§ Stated goal
Print everything in the gp-spec documentation from "The jitter-part argument" down to "to be zero.".

§ Source document
--- begin ---

GP-SPEC:  Specify a Gaussian process model, or display existing spec.

Gp-spec creates a log file containing a specification of a Gaussian
process model and the associated priors over hyperparameters.  When
invoked with just a log file as argument, it displays the
specifications of the Gaussian process model stored in that log file.

Usage:

gp-spec log-file N-inputs N-outputs
[ const-part [ linear-part [ jitter-part ] ] ] { flag } [ spread ]
{ / scale-prior relevance-prior [ power ] { flag } }

or:

gp-spec log-file

N-inputs and N-outputs are the numbers of input variables and output
variables in the model - ie, the dimensionality of the domain and the
range of the functions that the Gaussian process defines a
distribution over.  For the Gaussian processes allowed here, the
functions from the inputs to the various output variables are
independent, given particular values for the hyperparameters.  The
covariance functions for the each output all have the same form, and
share the same hyperparameters.

The const-part argument gives the prior for the hyperparameter
controlling the constant part of the covariance function, in the form
described in prior.doc.  A value of c for this hyperparameter adds a
term of c^2 to the covariance between all pairs of input points.  The
prior for this hyperparameter can have only one level.  If this
argument is "-", or missing altogether, the covariance function will
not have a constant part.

The linear-part argument gives the prior for the hyperparameters, s_i,
controlling the linear part of the covariance function.  This part of
the covariance between inputs x and x' is

SUM_i x_i x'_i s_i^2

This prior can have up to two levels, allowing for a common
hyperparameter that controls the priors for the coefficients, s_i,
associated with the various inputs.  The "x" option may be used in
order to have the width of this prior scale with the number of inputs,
as described in prior.doc.  The linear part may be "-", or missing, in
which case the covariance function will not have a linear part.

The jitter-part argument gives the prior for a hyperparameter whose
square is added to the covariance of a training or test case with
itself.  Such a contribution may be desirable for modeling reasons, or
in order to improve the numerical methods.  If a regression model with
noise is being used, it is usually not necessary to include such a
contribution to the covariance; if jitter-part is included, it
effectively adds to the noise level (this could be useful if you want
to constrain the noise to be at least some amount).  For a
classification model, a jitter-part should usually be included, as
otherwise the updates of the underlying function values may be very
slow, and numerical problems can arise.  If the jitter-part is "-" or
missing, it is taken to be zero.

--- end ---

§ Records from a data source
--- begin ---

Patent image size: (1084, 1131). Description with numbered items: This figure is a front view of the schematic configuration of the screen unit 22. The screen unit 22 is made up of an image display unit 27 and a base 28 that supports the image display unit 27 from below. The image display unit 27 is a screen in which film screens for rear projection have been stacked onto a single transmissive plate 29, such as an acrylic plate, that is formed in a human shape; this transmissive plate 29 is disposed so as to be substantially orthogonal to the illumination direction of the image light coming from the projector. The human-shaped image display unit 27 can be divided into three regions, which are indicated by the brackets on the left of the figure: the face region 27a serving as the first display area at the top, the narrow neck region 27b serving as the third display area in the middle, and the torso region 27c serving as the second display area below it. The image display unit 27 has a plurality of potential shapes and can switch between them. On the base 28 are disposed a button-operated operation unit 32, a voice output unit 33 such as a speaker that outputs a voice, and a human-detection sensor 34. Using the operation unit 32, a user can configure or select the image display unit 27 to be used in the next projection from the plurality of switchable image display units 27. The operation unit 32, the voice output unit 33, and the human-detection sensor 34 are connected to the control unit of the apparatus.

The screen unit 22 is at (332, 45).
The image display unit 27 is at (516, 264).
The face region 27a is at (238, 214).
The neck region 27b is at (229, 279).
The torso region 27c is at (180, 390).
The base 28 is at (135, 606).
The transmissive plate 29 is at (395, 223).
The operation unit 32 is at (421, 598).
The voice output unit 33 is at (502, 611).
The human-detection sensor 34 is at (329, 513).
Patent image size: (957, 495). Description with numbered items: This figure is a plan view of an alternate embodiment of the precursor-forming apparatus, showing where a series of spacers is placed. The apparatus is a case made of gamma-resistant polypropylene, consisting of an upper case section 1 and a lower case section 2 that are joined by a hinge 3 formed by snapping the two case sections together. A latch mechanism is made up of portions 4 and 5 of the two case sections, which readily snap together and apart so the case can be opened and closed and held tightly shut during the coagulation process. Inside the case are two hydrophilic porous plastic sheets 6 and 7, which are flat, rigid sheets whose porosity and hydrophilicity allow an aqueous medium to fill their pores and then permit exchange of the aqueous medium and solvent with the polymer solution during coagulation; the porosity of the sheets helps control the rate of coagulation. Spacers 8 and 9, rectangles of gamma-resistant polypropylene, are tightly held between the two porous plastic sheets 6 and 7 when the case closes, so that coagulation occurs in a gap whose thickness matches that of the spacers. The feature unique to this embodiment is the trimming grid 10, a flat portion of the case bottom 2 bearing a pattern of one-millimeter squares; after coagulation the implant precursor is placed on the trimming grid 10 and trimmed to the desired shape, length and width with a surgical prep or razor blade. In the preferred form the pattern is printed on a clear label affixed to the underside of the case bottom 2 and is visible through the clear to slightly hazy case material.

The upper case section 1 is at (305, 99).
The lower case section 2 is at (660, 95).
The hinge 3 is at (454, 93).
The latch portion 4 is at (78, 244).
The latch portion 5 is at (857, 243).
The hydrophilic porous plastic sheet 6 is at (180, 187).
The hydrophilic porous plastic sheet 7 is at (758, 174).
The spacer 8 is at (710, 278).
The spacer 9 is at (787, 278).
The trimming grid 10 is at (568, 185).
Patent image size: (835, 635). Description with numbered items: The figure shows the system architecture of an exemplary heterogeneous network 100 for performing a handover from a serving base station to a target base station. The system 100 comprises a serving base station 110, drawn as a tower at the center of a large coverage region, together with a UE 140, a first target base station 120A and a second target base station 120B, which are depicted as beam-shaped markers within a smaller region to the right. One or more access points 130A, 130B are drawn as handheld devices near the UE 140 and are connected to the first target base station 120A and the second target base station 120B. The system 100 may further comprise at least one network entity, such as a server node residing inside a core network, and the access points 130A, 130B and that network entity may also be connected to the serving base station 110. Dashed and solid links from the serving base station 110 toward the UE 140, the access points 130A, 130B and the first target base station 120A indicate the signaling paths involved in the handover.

--- end ---

§ Full response
The jitter-part argument gives the prior for a hyperparameter whose
square is added to the covariance of a training or test case with
itself.  Such a contribution may be desirable for modeling reasons, or
in order to improve the numerical methods.  If a regression model with
noise is being used, it is usually not necessary to include such a
contribution to the covariance; if jitter-part is included, it
effectively adds to the noise level (this could be useful if you want
to constrain the noise to be at least some amount).  For a
classification model, a jitter-part should usually be included, as
otherwise the updates of the underlying function values may be very
slow, and numerical problems can arise.  If the jitter-part is "-" or
missing, it is taken to be zero.